Written problem: Write out the whole listing again, exactly.

Data rows:
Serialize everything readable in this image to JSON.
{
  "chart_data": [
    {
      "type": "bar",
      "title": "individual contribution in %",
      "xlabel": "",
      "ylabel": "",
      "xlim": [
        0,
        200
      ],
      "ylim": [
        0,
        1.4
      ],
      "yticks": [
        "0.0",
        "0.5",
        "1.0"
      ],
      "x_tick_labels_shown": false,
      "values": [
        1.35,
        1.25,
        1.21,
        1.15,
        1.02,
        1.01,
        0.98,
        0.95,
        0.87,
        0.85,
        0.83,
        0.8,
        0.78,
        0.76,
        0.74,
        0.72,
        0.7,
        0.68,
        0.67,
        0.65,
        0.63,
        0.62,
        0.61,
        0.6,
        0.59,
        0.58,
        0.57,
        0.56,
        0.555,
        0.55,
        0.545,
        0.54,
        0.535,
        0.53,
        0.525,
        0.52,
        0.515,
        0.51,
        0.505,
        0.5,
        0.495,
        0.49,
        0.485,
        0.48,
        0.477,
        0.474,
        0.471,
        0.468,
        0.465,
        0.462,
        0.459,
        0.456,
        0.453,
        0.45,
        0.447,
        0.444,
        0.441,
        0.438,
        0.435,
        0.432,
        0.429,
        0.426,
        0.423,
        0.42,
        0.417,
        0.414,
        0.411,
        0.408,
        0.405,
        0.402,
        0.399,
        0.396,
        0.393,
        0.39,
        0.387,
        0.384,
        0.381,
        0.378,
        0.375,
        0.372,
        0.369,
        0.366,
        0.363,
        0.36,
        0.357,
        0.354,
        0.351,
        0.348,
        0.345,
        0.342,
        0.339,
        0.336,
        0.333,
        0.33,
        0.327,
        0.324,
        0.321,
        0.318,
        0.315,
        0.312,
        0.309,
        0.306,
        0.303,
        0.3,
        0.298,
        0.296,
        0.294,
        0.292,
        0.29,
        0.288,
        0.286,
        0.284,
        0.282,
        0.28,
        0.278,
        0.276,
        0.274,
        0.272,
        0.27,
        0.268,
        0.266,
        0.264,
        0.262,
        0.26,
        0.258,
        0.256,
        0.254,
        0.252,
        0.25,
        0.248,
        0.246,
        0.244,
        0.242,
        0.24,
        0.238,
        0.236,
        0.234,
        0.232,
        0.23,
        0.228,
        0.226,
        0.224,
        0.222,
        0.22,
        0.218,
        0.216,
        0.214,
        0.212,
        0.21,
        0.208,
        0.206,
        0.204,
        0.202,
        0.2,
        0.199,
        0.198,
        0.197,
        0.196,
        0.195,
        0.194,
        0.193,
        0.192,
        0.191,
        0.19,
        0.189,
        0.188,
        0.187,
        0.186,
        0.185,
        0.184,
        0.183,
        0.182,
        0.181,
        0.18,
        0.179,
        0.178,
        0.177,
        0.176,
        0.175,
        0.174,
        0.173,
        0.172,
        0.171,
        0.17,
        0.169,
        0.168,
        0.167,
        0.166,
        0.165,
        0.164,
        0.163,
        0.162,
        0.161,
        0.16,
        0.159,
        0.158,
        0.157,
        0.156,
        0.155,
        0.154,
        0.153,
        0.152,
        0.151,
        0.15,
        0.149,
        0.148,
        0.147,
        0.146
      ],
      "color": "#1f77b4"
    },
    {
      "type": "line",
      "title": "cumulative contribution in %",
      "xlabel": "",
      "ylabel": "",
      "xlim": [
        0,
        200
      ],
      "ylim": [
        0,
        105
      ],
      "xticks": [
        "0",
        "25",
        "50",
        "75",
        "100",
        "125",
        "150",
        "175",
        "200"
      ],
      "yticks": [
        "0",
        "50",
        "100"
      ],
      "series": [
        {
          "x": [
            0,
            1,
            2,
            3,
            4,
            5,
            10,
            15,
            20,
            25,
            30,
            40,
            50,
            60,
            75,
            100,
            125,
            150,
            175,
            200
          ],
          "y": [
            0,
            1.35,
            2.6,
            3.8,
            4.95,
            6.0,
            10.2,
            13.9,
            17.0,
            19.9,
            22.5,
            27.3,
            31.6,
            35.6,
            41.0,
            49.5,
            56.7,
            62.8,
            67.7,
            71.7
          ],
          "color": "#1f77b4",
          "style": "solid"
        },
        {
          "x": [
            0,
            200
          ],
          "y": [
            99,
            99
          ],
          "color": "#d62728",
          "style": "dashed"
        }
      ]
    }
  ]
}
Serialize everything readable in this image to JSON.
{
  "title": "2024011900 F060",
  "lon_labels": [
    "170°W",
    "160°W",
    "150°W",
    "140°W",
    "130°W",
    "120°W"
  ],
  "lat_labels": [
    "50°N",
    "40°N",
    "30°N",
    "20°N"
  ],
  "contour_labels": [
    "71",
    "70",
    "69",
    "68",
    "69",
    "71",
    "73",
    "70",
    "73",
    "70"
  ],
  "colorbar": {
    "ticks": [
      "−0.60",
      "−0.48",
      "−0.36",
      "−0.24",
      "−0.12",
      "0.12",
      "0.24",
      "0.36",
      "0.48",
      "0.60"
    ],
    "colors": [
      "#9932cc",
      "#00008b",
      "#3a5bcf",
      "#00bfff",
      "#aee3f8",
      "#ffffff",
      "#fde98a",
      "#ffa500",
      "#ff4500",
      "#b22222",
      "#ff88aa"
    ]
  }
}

Written response:
Serialize everything readable in this image to JSON.
{
  "chart_data": [
    {
      "type": "bar",
      "title": "individual contribution in %",
      "xlabel": "",
      "ylabel": "",
      "xlim": [
        0,
        200
      ],
      "ylim": [
        0,
        1.4
      ],
      "yticks": [
        "0.0",
        "0.5",
        "1.0"
      ],
      "x_tick_labels_shown": false,
      "values": [
        1.35,
        1.25,
        1.21,
        1.15,
        1.02,
        1.01,
        0.98,
        0.95,
        0.87,
        0.85,
        0.83,
        0.8,
        0.78,
        0.76,
        0.74,
        0.72,
        0.7,
        0.68,
        0.67,
        0.65,
        0.63,
        0.62,
        0.61,
        0.6,
        0.59,
        0.58,
        0.57,
        0.56,
        0.555,
        0.55,
        0.545,
        0.54,
        0.535,
        0.53,
        0.525,
        0.52,
        0.515,
        0.51,
        0.505,
        0.5,
        0.495,
        0.49,
        0.485,
        0.48,
        0.477,
        0.474,
        0.471,
        0.468,
        0.465,
        0.462,
        0.459,
        0.456,
        0.453,
        0.45,
        0.447,
        0.444,
        0.441,
        0.438,
        0.435,
        0.432,
        0.429,
        0.426,
        0.423,
        0.42,
        0.417,
        0.414,
        0.411,
        0.408,
        0.405,
        0.402,
        0.399,
        0.396,
        0.393,
        0.39,
        0.387,
        0.384,
        0.381,
        0.378,
        0.375,
        0.372,
        0.369,
        0.366,
        0.363,
        0.36,
        0.357,
        0.354,
        0.351,
        0.348,
        0.345,
        0.342,
        0.339,
        0.336,
        0.333,
        0.33,
        0.327,
        0.324,
        0.321,
        0.318,
        0.315,
        0.312,
        0.309,
        0.306,
        0.303,
        0.3,
        0.298,
        0.296,
        0.294,
        0.292,
        0.29,
        0.288,
        0.286,
        0.284,
        0.282,
        0.28,
        0.278,
        0.276,
        0.274,
        0.272,
        0.27,
        0.268,
        0.266,
        0.264,
        0.262,
        0.26,
        0.258,
        0.256,
        0.254,
        0.252,
        0.25,
        0.248,
        0.246,
        0.244,
        0.242,
        0.24,
        0.238,
        0.236,
        0.234,
        0.232,
        0.23,
        0.228,
        0.226,
        0.224,
        0.222,
        0.22,
        0.218,
        0.216,
        0.214,
        0.212,
        0.21,
        0.208,
        0.206,
        0.204,
        0.202,
        0.2,
        0.199,
        0.198,
        0.197,
        0.196,
        0.195,
        0.194,
        0.193,
        0.192,
        0.191,
        0.19,
        0.189,
        0.188,
        0.187,
        0.186,
        0.185,
        0.184,
        0.183,
        0.182,
        0.181,
        0.18,
        0.179,
        0.178,
        0.177,
        0.176,
        0.175,
        0.174,
        0.173,
        0.172,
        0.171,
        0.17,
        0.169,
        0.168,
        0.167,
        0.166,
        0.165,
        0.164,
        0.163,
        0.162,
        0.161,
        0.16,
        0.159,
        0.158,
        0.157,
        0.156,
        0.155,
        0.154,
        0.153,
        0.152,
        0.151,
        0.15,
        0.149,
        0.148,
        0.147,
        0.146
      ],
      "color": "#1f77b4"
    },
    {
      "type": "line",
      "title": "cumulative contribution in %",
      "xlabel": "",
      "ylabel": "",
      "xlim": [
        0,
        200
      ],
      "ylim": [
        0,
        105
      ],
      "xticks": [
        "0",
        "25",
        "50",
        "75",
        "100",
        "125",
        "150",
        "175",
        "200"
      ],
      "yticks": [
        "0",
        "50",
        "100"
      ],
      "series": [
        {
          "x": [
            0,
            1,
            2,
            3,
            4,
            5,
            10,
            15,
            20,
            25,
            30,
            40,
            50,
            60,
            75,
            100,
            125,
            150,
            175,
            200
          ],
          "y": [
            0,
            1.35,
            2.6,
            3.8,
            4.95,
            6.0,
            10.2,
            13.9,
            17.0,
            19.9,
            22.5,
            27.3,
            31.6,
            35.6,
            41.0,
            49.5,
            56.7,
            62.8,
            67.7,
            71.7
          ],
          "color": "#1f77b4",
          "style": "solid"
        },
        {
          "x": [
            0,
            200
          ],
          "y": [
            99,
            99
          ],
          "color": "#d62728",
          "style": "dashed"
        }
      ]
    }
  ]
}
Serialize everything readable in this image to JSON.
{
  "title": "2024011900 F060",
  "lon_labels": [
    "170°W",
    "160°W",
    "150°W",
    "140°W",
    "130°W",
    "120°W"
  ],
  "lat_labels": [
    "50°N",
    "40°N",
    "30°N",
    "20°N"
  ],
  "contour_labels": [
    "71",
    "70",
    "69",
    "68",
    "69",
    "71",
    "73",
    "70",
    "73",
    "70"
  ],
  "colorbar": {
    "ticks": [
      "−0.60",
      "−0.48",
      "−0.36",
      "−0.24",
      "−0.12",
      "0.12",
      "0.24",
      "0.36",
      "0.48",
      "0.60"
    ],
    "colors": [
      "#9932cc",
      "#00008b",
      "#3a5bcf",
      "#00bfff",
      "#aee3f8",
      "#ffffff",
      "#fde98a",
      "#ffa500",
      "#ff4500",
      "#b22222",
      "#ff88aa"
    ]
  }
}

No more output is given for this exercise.